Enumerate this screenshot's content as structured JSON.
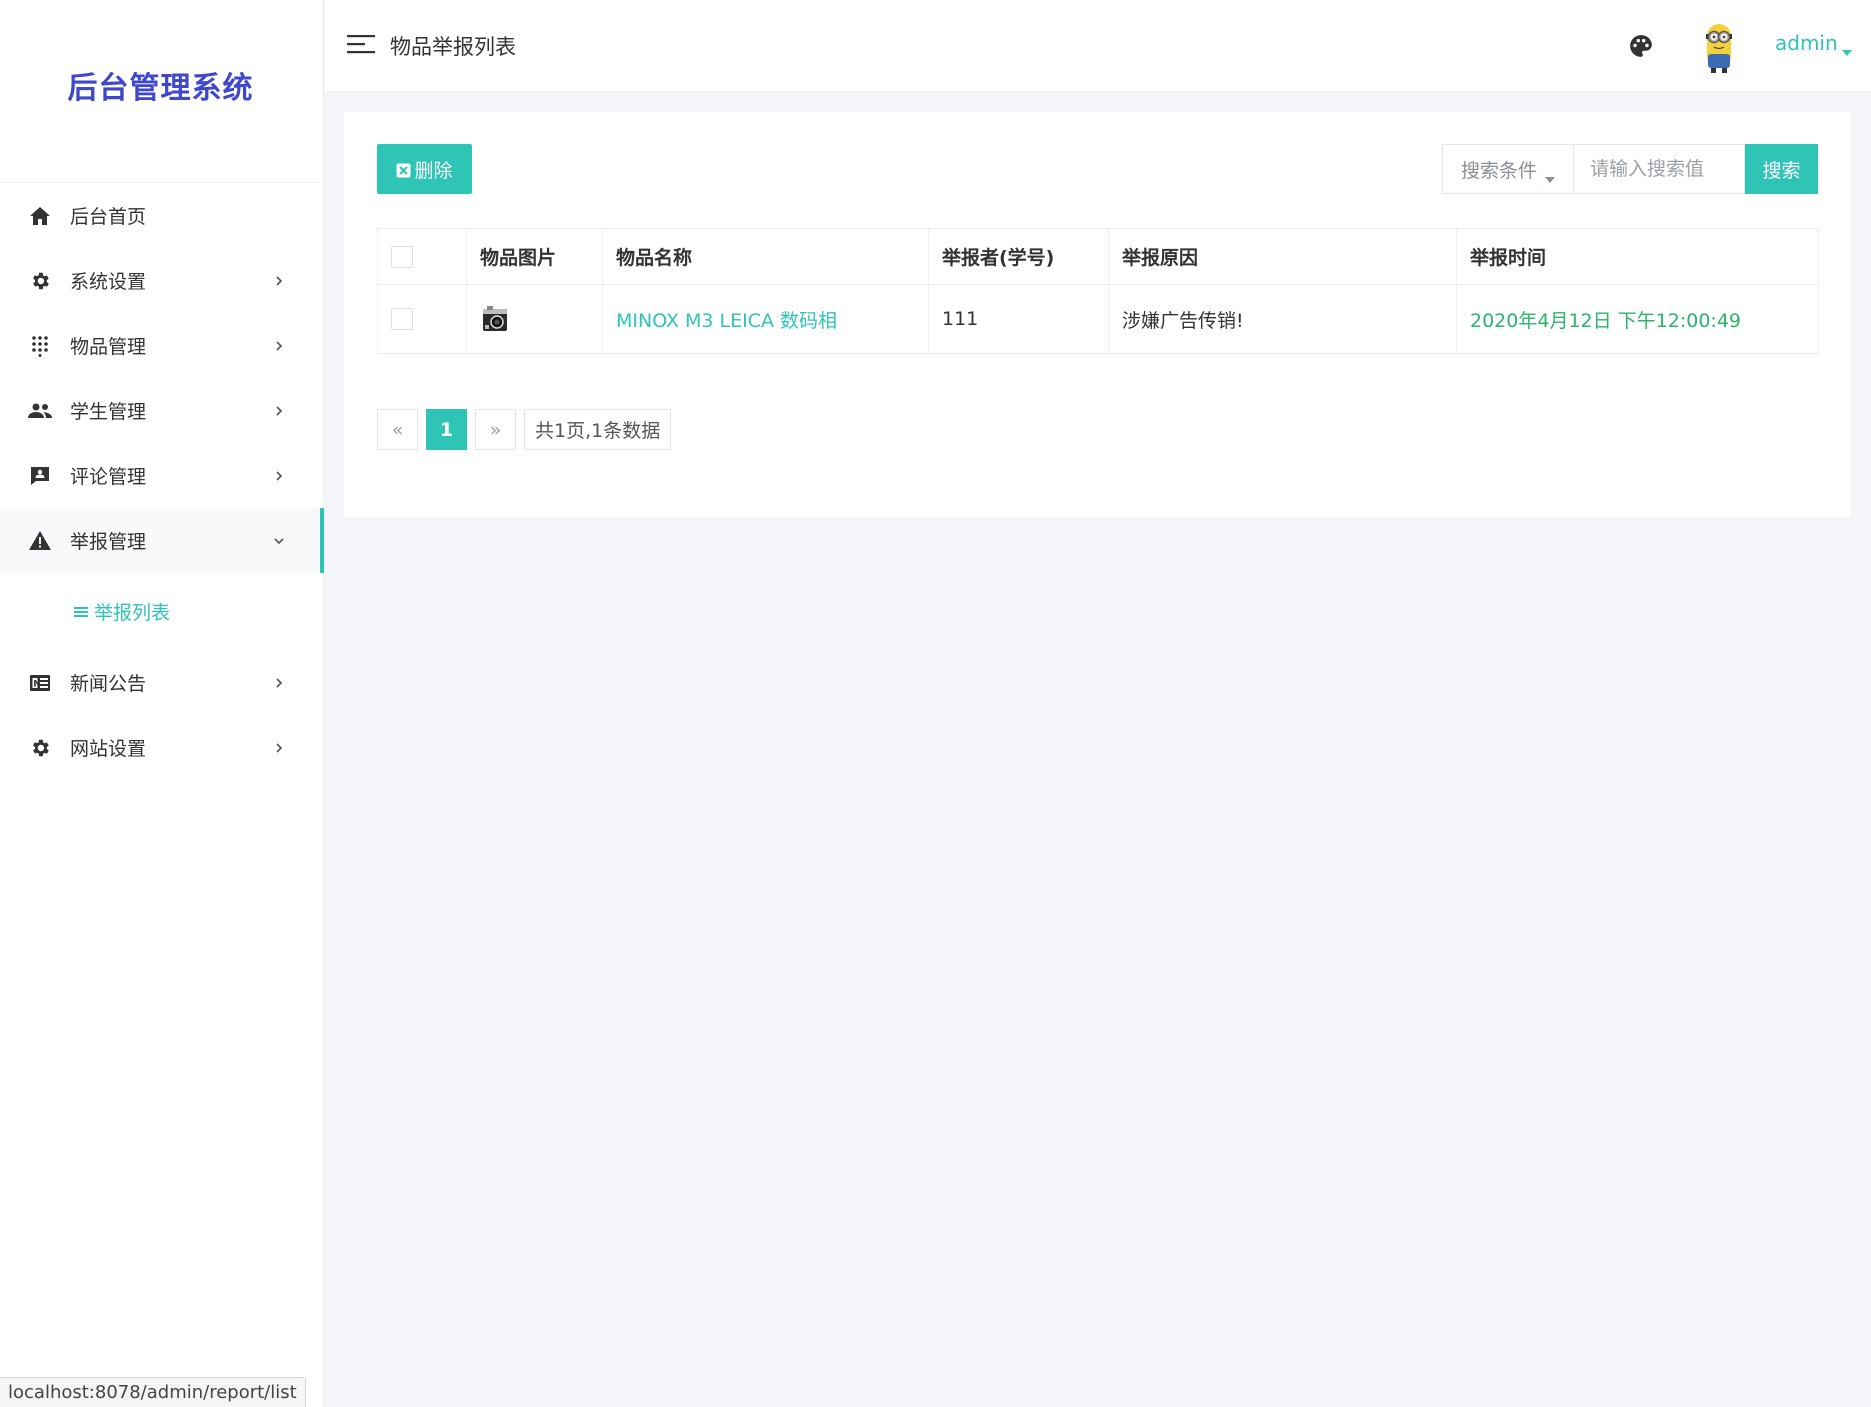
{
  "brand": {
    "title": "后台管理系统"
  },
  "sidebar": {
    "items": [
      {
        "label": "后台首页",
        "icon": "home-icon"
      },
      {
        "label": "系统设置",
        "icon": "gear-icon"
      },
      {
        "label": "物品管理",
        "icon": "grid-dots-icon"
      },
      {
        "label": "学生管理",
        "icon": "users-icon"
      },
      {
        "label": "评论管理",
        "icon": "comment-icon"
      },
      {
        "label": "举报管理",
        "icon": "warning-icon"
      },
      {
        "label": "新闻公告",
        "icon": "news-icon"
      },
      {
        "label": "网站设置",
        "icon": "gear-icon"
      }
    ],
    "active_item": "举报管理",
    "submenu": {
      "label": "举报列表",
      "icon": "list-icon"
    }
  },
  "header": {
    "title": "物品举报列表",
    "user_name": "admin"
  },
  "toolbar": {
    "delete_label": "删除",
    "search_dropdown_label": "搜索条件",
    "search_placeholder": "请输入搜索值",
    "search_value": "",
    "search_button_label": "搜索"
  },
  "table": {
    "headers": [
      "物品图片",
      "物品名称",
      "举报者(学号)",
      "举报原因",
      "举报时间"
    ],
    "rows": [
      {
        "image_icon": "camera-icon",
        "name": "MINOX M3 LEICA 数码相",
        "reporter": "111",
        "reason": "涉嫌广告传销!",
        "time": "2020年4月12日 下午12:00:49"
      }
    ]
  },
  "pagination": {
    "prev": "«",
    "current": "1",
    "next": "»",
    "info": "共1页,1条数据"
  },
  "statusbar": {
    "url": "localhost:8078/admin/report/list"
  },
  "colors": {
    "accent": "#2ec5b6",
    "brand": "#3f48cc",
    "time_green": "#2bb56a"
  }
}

::::

**Instructions to follow**: Each line that has the word "admin" counts once. How many such lines are in the data? Give the number alone.

**Exercise answer**: 2